**Your task**.
Quote every entry word for word.

**Entries supplied**.
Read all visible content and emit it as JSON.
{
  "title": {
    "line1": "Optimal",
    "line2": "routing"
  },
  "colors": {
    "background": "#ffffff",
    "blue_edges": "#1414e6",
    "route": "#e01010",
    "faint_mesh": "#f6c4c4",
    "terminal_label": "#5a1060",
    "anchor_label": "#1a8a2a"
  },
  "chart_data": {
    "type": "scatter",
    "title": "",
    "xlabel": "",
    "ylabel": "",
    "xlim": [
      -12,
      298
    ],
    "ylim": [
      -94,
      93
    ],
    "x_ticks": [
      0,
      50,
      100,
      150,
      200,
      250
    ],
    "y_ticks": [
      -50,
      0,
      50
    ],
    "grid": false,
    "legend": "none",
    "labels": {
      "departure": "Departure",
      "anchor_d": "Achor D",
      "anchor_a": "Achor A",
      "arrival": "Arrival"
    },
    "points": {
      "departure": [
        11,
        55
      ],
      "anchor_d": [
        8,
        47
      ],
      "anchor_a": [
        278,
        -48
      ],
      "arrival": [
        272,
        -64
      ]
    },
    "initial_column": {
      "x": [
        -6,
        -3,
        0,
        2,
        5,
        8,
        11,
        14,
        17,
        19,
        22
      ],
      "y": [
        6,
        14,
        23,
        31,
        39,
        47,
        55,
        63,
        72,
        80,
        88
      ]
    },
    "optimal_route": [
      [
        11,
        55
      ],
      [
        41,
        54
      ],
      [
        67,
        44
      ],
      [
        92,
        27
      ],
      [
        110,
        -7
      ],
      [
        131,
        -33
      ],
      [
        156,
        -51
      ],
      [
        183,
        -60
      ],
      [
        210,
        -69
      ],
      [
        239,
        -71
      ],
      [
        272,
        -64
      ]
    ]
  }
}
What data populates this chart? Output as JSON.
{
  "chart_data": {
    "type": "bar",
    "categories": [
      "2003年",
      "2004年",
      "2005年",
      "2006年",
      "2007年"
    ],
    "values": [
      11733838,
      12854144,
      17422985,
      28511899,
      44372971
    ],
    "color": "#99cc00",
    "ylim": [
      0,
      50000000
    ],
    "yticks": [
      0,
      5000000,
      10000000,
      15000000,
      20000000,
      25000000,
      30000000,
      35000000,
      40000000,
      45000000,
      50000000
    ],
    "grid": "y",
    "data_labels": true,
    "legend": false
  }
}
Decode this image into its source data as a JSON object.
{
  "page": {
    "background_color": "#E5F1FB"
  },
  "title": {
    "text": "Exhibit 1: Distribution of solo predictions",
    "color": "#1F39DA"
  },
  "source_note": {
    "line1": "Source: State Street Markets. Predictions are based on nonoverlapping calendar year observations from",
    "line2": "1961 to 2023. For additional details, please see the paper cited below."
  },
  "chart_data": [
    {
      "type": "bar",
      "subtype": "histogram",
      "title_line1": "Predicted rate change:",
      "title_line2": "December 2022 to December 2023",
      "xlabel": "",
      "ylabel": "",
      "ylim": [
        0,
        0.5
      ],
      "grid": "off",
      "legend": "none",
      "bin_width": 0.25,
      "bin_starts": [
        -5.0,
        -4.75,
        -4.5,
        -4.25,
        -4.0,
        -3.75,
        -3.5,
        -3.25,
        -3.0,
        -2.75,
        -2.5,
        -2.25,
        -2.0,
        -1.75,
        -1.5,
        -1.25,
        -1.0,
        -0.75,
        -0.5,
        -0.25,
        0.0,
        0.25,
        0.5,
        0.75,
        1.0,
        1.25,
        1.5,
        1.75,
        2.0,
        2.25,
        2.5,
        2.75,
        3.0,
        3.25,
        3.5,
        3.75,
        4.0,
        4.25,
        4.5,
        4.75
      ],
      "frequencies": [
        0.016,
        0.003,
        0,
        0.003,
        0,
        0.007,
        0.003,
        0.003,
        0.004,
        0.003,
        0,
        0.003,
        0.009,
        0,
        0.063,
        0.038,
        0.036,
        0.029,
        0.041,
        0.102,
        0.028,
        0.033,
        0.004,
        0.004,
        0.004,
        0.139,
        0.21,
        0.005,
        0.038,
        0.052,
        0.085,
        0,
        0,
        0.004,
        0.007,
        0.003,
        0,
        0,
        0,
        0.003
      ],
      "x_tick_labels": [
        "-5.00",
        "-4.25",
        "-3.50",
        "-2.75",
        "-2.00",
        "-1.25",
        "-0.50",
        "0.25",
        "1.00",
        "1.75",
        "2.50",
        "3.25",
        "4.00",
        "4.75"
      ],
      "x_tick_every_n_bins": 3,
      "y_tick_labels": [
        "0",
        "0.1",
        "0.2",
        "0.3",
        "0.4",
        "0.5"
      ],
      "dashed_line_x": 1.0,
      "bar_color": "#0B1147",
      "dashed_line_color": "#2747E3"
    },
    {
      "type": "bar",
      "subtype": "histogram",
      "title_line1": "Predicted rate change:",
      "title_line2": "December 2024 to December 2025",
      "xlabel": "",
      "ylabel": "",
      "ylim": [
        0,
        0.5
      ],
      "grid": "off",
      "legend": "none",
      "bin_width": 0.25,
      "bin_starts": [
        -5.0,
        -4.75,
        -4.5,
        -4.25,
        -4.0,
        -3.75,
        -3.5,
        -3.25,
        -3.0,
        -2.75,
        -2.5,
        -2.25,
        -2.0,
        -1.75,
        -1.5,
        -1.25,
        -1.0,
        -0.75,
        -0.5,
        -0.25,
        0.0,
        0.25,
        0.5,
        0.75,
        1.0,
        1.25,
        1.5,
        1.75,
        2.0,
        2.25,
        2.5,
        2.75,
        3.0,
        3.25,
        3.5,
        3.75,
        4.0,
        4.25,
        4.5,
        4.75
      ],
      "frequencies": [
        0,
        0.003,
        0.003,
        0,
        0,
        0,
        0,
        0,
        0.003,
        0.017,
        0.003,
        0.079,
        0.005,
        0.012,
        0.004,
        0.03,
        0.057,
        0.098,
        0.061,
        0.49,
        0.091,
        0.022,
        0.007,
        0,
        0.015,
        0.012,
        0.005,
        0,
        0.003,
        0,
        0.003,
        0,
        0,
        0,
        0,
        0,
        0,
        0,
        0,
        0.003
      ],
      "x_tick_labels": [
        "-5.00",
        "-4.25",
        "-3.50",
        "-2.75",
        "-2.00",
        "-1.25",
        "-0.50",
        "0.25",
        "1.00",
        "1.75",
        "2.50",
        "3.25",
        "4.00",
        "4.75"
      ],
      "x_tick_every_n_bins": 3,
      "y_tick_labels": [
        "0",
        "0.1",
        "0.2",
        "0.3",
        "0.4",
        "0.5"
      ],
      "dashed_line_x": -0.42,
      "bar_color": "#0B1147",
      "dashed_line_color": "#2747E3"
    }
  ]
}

**Written answer**.
Read all visible content and emit it as JSON.
{
  "title": {
    "line1": "Optimal",
    "line2": "routing"
  },
  "colors": {
    "background": "#ffffff",
    "blue_edges": "#1414e6",
    "route": "#e01010",
    "faint_mesh": "#f6c4c4",
    "terminal_label": "#5a1060",
    "anchor_label": "#1a8a2a"
  },
  "chart_data": {
    "type": "scatter",
    "title": "",
    "xlabel": "",
    "ylabel": "",
    "xlim": [
      -12,
      298
    ],
    "ylim": [
      -94,
      93
    ],
    "x_ticks": [
      0,
      50,
      100,
      150,
      200,
      250
    ],
    "y_ticks": [
      -50,
      0,
      50
    ],
    "grid": false,
    "legend": "none",
    "labels": {
      "departure": "Departure",
      "anchor_d": "Achor D",
      "anchor_a": "Achor A",
      "arrival": "Arrival"
    },
    "points": {
      "departure": [
        11,
        55
      ],
      "anchor_d": [
        8,
        47
      ],
      "anchor_a": [
        278,
        -48
      ],
      "arrival": [
        272,
        -64
      ]
    },
    "initial_column": {
      "x": [
        -6,
        -3,
        0,
        2,
        5,
        8,
        11,
        14,
        17,
        19,
        22
      ],
      "y": [
        6,
        14,
        23,
        31,
        39,
        47,
        55,
        63,
        72,
        80,
        88
      ]
    },
    "optimal_route": [
      [
        11,
        55
      ],
      [
        41,
        54
      ],
      [
        67,
        44
      ],
      [
        92,
        27
      ],
      [
        110,
        -7
      ],
      [
        131,
        -33
      ],
      [
        156,
        -51
      ],
      [
        183,
        -60
      ],
      [
        210,
        -69
      ],
      [
        239,
        -71
      ],
      [
        272,
        -64
      ]
    ]
  }
}
What data populates this chart? Output as JSON.
{
  "chart_data": {
    "type": "bar",
    "categories": [
      "2003年",
      "2004年",
      "2005年",
      "2006年",
      "2007年"
    ],
    "values": [
      11733838,
      12854144,
      17422985,
      28511899,
      44372971
    ],
    "color": "#99cc00",
    "ylim": [
      0,
      50000000
    ],
    "yticks": [
      0,
      5000000,
      10000000,
      15000000,
      20000000,
      25000000,
      30000000,
      35000000,
      40000000,
      45000000,
      50000000
    ],
    "grid": "y",
    "data_labels": true,
    "legend": false
  }
}
Decode this image into its source data as a JSON object.
{
  "page": {
    "background_color": "#E5F1FB"
  },
  "title": {
    "text": "Exhibit 1: Distribution of solo predictions",
    "color": "#1F39DA"
  },
  "source_note": {
    "line1": "Source: State Street Markets. Predictions are based on nonoverlapping calendar year observations from",
    "line2": "1961 to 2023. For additional details, please see the paper cited below."
  },
  "chart_data": [
    {
      "type": "bar",
      "subtype": "histogram",
      "title_line1": "Predicted rate change:",
      "title_line2": "December 2022 to December 2023",
      "xlabel": "",
      "ylabel": "",
      "ylim": [
        0,
        0.5
      ],
      "grid": "off",
      "legend": "none",
      "bin_width": 0.25,
      "bin_starts": [
        -5.0,
        -4.75,
        -4.5,
        -4.25,
        -4.0,
        -3.75,
        -3.5,
        -3.25,
        -3.0,
        -2.75,
        -2.5,
        -2.25,
        -2.0,
        -1.75,
        -1.5,
        -1.25,
        -1.0,
        -0.75,
        -0.5,
        -0.25,
        0.0,
        0.25,
        0.5,
        0.75,
        1.0,
        1.25,
        1.5,
        1.75,
        2.0,
        2.25,
        2.5,
        2.75,
        3.0,
        3.25,
        3.5,
        3.75,
        4.0,
        4.25,
        4.5,
        4.75
      ],
      "frequencies": [
        0.016,
        0.003,
        0,
        0.003,
        0,
        0.007,
        0.003,
        0.003,
        0.004,
        0.003,
        0,
        0.003,
        0.009,
        0,
        0.063,
        0.038,
        0.036,
        0.029,
        0.041,
        0.102,
        0.028,
        0.033,
        0.004,
        0.004,
        0.004,
        0.139,
        0.21,
        0.005,
        0.038,
        0.052,
        0.085,
        0,
        0,
        0.004,
        0.007,
        0.003,
        0,
        0,
        0,
        0.003
      ],
      "x_tick_labels": [
        "-5.00",
        "-4.25",
        "-3.50",
        "-2.75",
        "-2.00",
        "-1.25",
        "-0.50",
        "0.25",
        "1.00",
        "1.75",
        "2.50",
        "3.25",
        "4.00",
        "4.75"
      ],
      "x_tick_every_n_bins": 3,
      "y_tick_labels": [
        "0",
        "0.1",
        "0.2",
        "0.3",
        "0.4",
        "0.5"
      ],
      "dashed_line_x": 1.0,
      "bar_color": "#0B1147",
      "dashed_line_color": "#2747E3"
    },
    {
      "type": "bar",
      "subtype": "histogram",
      "title_line1": "Predicted rate change:",
      "title_line2": "December 2024 to December 2025",
      "xlabel": "",
      "ylabel": "",
      "ylim": [
        0,
        0.5
      ],
      "grid": "off",
      "legend": "none",
      "bin_width": 0.25,
      "bin_starts": [
        -5.0,
        -4.75,
        -4.5,
        -4.25,
        -4.0,
        -3.75,
        -3.5,
        -3.25,
        -3.0,
        -2.75,
        -2.5,
        -2.25,
        -2.0,
        -1.75,
        -1.5,
        -1.25,
        -1.0,
        -0.75,
        -0.5,
        -0.25,
        0.0,
        0.25,
        0.5,
        0.75,
        1.0,
        1.25,
        1.5,
        1.75,
        2.0,
        2.25,
        2.5,
        2.75,
        3.0,
        3.25,
        3.5,
        3.75,
        4.0,
        4.25,
        4.5,
        4.75
      ],
      "frequencies": [
        0,
        0.003,
        0.003,
        0,
        0,
        0,
        0,
        0,
        0.003,
        0.017,
        0.003,
        0.079,
        0.005,
        0.012,
        0.004,
        0.03,
        0.057,
        0.098,
        0.061,
        0.49,
        0.091,
        0.022,
        0.007,
        0,
        0.015,
        0.012,
        0.005,
        0,
        0.003,
        0,
        0.003,
        0,
        0,
        0,
        0,
        0,
        0,
        0,
        0,
        0.003
      ],
      "x_tick_labels": [
        "-5.00",
        "-4.25",
        "-3.50",
        "-2.75",
        "-2.00",
        "-1.25",
        "-0.50",
        "0.25",
        "1.00",
        "1.75",
        "2.50",
        "3.25",
        "4.00",
        "4.75"
      ],
      "x_tick_every_n_bins": 3,
      "y_tick_labels": [
        "0",
        "0.1",
        "0.2",
        "0.3",
        "0.4",
        "0.5"
      ],
      "dashed_line_x": -0.42,
      "bar_color": "#0B1147",
      "dashed_line_color": "#2747E3"
    }
  ]
}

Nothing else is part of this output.